Listed records:
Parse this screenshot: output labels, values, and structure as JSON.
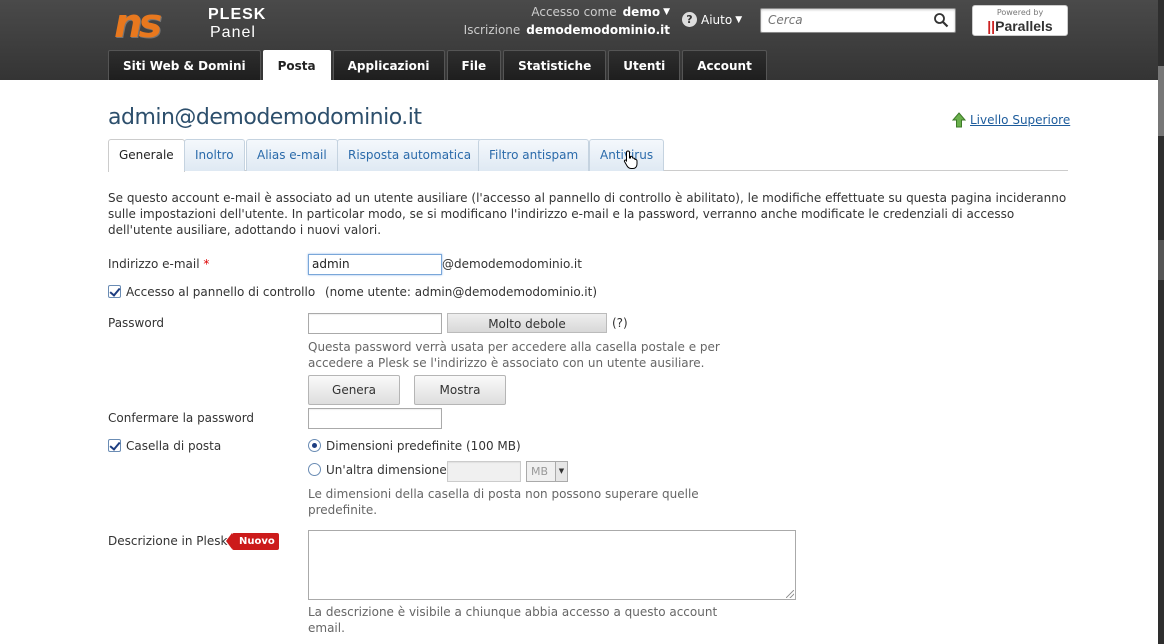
{
  "header": {
    "logo_mark": "ns",
    "logo_word1": "PLESK",
    "logo_word2": "Panel",
    "access_label": "Accesso come",
    "access_user": "demo",
    "subscription_label": "Iscrizione",
    "subscription_value": "demodemodominio.it",
    "help_label": "Aiuto",
    "search_placeholder": "Cerca",
    "powered_by": "Powered by",
    "parallels_brand": "Parallels"
  },
  "main_tabs": [
    "Siti Web & Domini",
    "Posta",
    "Applicazioni",
    "File",
    "Statistiche",
    "Utenti",
    "Account"
  ],
  "active_main_tab": "Posta",
  "page": {
    "title": "admin@demodemodominio.it",
    "up_level": "Livello Superiore"
  },
  "sub_tabs": [
    "Generale",
    "Inoltro",
    "Alias e-mail",
    "Risposta automatica",
    "Filtro antispam",
    "Antivirus"
  ],
  "active_sub_tab": "Generale",
  "intro": "Se questo account e-mail è associato ad un utente ausiliare (l'accesso al pannello di controllo è abilitato), le modifiche effettuate su questa pagina incideranno sulle impostazioni dell'utente. In particolar modo, se si modificano l'indirizzo e-mail e la password, verranno anche modificate le credenziali di accesso dell'utente ausiliare, adottando i nuovi valori.",
  "form": {
    "email_label": "Indirizzo e-mail",
    "email_required_mark": "*",
    "email_value": "admin",
    "email_domain": "@demodemodominio.it",
    "panel_access_label": "Accesso al pannello di controllo",
    "panel_access_note": "(nome utente: admin@demodemodominio.it)",
    "panel_access_checked": true,
    "password_label": "Password",
    "password_strength": "Molto debole",
    "password_help_link": "(?)",
    "password_hint": "Questa password verrà usata per accedere alla casella postale e per accedere a Plesk se l'indirizzo è associato con un utente ausiliare.",
    "generate_button": "Genera",
    "show_button": "Mostra",
    "confirm_password_label": "Confermare la password",
    "mailbox_label": "Casella di posta",
    "mailbox_checked": true,
    "size_default_label": "Dimensioni predefinite (100 MB)",
    "size_other_label": "Un'altra dimensione",
    "size_unit": "MB",
    "size_hint": "Le dimensioni della casella di posta non possono superare quelle predefinite.",
    "description_label": "Descrizione in Plesk",
    "new_badge": "Nuovo",
    "description_hint": "La descrizione è visibile a chiunque abbia accesso a questo account email."
  },
  "colors": {
    "header_bg": "#3c3c3c",
    "title_color": "#2d4f6c",
    "link_color": "#1d5c9c",
    "badge_red": "#cc1b1b"
  }
}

Work to complete: Drop the pictures and copy the data exactly.

Completed exercise:
Parse this screenshot: output labels, values, and structure as JSON.
{
  "header": {
    "logo_mark": "ns",
    "logo_word1": "PLESK",
    "logo_word2": "Panel",
    "access_label": "Accesso come",
    "access_user": "demo",
    "subscription_label": "Iscrizione",
    "subscription_value": "demodemodominio.it",
    "help_label": "Aiuto",
    "search_placeholder": "Cerca",
    "powered_by": "Powered by",
    "parallels_brand": "Parallels"
  },
  "main_tabs": [
    "Siti Web & Domini",
    "Posta",
    "Applicazioni",
    "File",
    "Statistiche",
    "Utenti",
    "Account"
  ],
  "active_main_tab": "Posta",
  "page": {
    "title": "admin@demodemodominio.it",
    "up_level": "Livello Superiore"
  },
  "sub_tabs": [
    "Generale",
    "Inoltro",
    "Alias e-mail",
    "Risposta automatica",
    "Filtro antispam",
    "Antivirus"
  ],
  "active_sub_tab": "Generale",
  "intro": "Se questo account e-mail è associato ad un utente ausiliare (l'accesso al pannello di controllo è abilitato), le modifiche effettuate su questa pagina incideranno sulle impostazioni dell'utente. In particolar modo, se si modificano l'indirizzo e-mail e la password, verranno anche modificate le credenziali di accesso dell'utente ausiliare, adottando i nuovi valori.",
  "form": {
    "email_label": "Indirizzo e-mail",
    "email_required_mark": "*",
    "email_value": "admin",
    "email_domain": "@demodemodominio.it",
    "panel_access_label": "Accesso al pannello di controllo",
    "panel_access_note": "(nome utente: admin@demodemodominio.it)",
    "panel_access_checked": true,
    "password_label": "Password",
    "password_strength": "Molto debole",
    "password_help_link": "(?)",
    "password_hint": "Questa password verrà usata per accedere alla casella postale e per accedere a Plesk se l'indirizzo è associato con un utente ausiliare.",
    "generate_button": "Genera",
    "show_button": "Mostra",
    "confirm_password_label": "Confermare la password",
    "mailbox_label": "Casella di posta",
    "mailbox_checked": true,
    "size_default_label": "Dimensioni predefinite (100 MB)",
    "size_other_label": "Un'altra dimensione",
    "size_unit": "MB",
    "size_hint": "Le dimensioni della casella di posta non possono superare quelle predefinite.",
    "description_label": "Descrizione in Plesk",
    "new_badge": "Nuovo",
    "description_hint": "La descrizione è visibile a chiunque abbia accesso a questo account email."
  },
  "colors": {
    "header_bg": "#3c3c3c",
    "title_color": "#2d4f6c",
    "link_color": "#1d5c9c",
    "badge_red": "#cc1b1b"
  }
}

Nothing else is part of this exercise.